16 octobre 2020, Charleroi-Sud, 14h00. Je fais le tour de la statue de Spirou & Spip en fumant une cigarette pendant que mon itinéraire charge sur Google Maps. C’est la première fois que je me rends au Vecteur. Le festival Livresse s’y est maintenu envers et contre tout, mais je n’y croiserai pas grand monde. Seul dans une librairie spacieuse comme une galerie, seul au Rayon , seul devant une session d’information sur l’emploi artistique, seul à l’exposition de Vincent Wagnair , j’ai l’impression d’être descendu de mon vaisseau à la mauvaise heure au meilleur endroit.
18 février 2020, Ixelles, 10h. C’est le Printemps du livre à la Maison des Auteurs et des Autrices. Et quelle saison pour le livre, si on savait ! Mais on ne sait pas. Dans une ambiance décontractée, Les Impressions Nouvelles, Espace Nord, ONLIT et Weyrich présentent leurs nouveautés. On n’a désinfecté aucun ouvrage dans le tote bag qu’on me tend. Sur la toile, une jolie sérigraphie représentant une gerbe de fleurs roses émerge d’un livre ouvert. Je découvre à l’intérieur le roman Rodéo d’Aïko Solovkine . Dans les mois qui suivent, ce texte m’accompagnera particulièrement, me rappelant que toutes les parutions de la rentrée littéraire n’ont pas fanées et que certaines ont même essaimé au-delà de nos frontières .

(Éléments conservés d'une collection)
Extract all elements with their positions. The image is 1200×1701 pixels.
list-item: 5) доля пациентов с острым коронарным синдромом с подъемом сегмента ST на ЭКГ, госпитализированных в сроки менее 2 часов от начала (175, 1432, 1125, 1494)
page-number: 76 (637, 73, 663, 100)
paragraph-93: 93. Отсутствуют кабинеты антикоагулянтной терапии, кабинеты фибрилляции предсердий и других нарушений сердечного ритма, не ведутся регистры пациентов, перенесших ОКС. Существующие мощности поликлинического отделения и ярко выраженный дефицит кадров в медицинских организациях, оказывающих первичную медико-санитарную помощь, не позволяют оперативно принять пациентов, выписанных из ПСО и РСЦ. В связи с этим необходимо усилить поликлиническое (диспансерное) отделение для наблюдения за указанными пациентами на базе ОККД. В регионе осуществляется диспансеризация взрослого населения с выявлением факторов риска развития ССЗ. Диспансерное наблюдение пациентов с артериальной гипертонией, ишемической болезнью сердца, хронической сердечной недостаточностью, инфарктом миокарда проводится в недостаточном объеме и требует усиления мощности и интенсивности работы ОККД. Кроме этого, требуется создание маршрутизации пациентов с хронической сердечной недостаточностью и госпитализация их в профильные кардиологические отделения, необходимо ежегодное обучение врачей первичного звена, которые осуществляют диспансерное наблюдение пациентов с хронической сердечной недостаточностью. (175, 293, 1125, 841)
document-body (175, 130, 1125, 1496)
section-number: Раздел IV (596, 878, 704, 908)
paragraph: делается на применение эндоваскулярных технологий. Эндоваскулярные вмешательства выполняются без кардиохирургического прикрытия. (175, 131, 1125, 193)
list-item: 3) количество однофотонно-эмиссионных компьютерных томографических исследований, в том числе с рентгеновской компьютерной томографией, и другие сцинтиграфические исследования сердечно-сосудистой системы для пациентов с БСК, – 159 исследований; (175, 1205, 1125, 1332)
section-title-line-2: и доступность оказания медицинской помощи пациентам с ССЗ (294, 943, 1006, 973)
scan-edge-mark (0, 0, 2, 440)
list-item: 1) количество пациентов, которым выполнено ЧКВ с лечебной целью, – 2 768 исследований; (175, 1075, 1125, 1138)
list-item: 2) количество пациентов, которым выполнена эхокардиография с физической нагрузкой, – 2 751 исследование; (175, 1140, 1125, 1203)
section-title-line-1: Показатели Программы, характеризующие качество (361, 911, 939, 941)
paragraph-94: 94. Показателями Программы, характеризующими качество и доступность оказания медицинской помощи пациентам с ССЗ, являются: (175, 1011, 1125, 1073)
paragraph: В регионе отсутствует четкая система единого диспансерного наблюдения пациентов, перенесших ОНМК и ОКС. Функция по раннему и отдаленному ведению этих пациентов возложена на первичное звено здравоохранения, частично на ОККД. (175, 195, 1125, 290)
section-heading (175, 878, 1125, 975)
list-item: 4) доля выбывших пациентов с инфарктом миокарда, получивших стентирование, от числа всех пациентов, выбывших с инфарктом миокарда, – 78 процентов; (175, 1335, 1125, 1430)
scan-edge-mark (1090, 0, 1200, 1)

Consigne 1 = Dans le récit des rencontres littéraires, qui présente ses nouveautés au Printemps du livre ? Donnez tous les noms.
Consigne 2 = Poursuivez le récit des rencontres littéraires à partir de sa dernière phrase.

Votre réponse 1 = Les Impressions Nouvelles, Espace Nord, ONLIT et Weyrich.

Votre réponse 2 =
19 septembre, rue Blaes 207, avec Lisa. Le nom de la librairie n’apparaît pas sur la devanture, mais il est tracé à la craie sur un tableau noir : « Météores » précédé de l’indication « Masques obligatoires ! », soulignée deux fois. L’espace, réparti sur deux niveaux, est petit, mais la circulation y est facile. On trouve principalement dans les étagères des livres édités de manière indépendante. Il y a beaucoup d’essais, beaucoup de poésie, « il fait beau et le quartier est super ». On avait bien besoin d’une naissance au milieu de tous ces morts. Je file chercher deux bières, pour fêter ça.
22 février 2020, quelque part entre 20h00 et minuit. Sonic Acts. Un concert de Holly Herndon. J’émerge d’une des pires crises blanches de ma vie au Paradiso, een poppodium in Amsterdam . Devant moi, je n’hallucine pas ce groupe de femmes qui harmonisent leurs voix sur celle d’une intelligence artificielle. Dans une robe beige, Holly lève les bras aux ciels et scande « Physical love / Are you right in front of my eyes ? » comme une automate éprouvant pour la première fois sa capacité de sentience. Un écran géant projette en arrière-plan des images de turbines et de moteurs cuivrés, de monde utopique où la nature et la machine ne font qu’un. La nuque tendue pour ne rien rater, je sens la catharsis gonfler dans ma poitrine.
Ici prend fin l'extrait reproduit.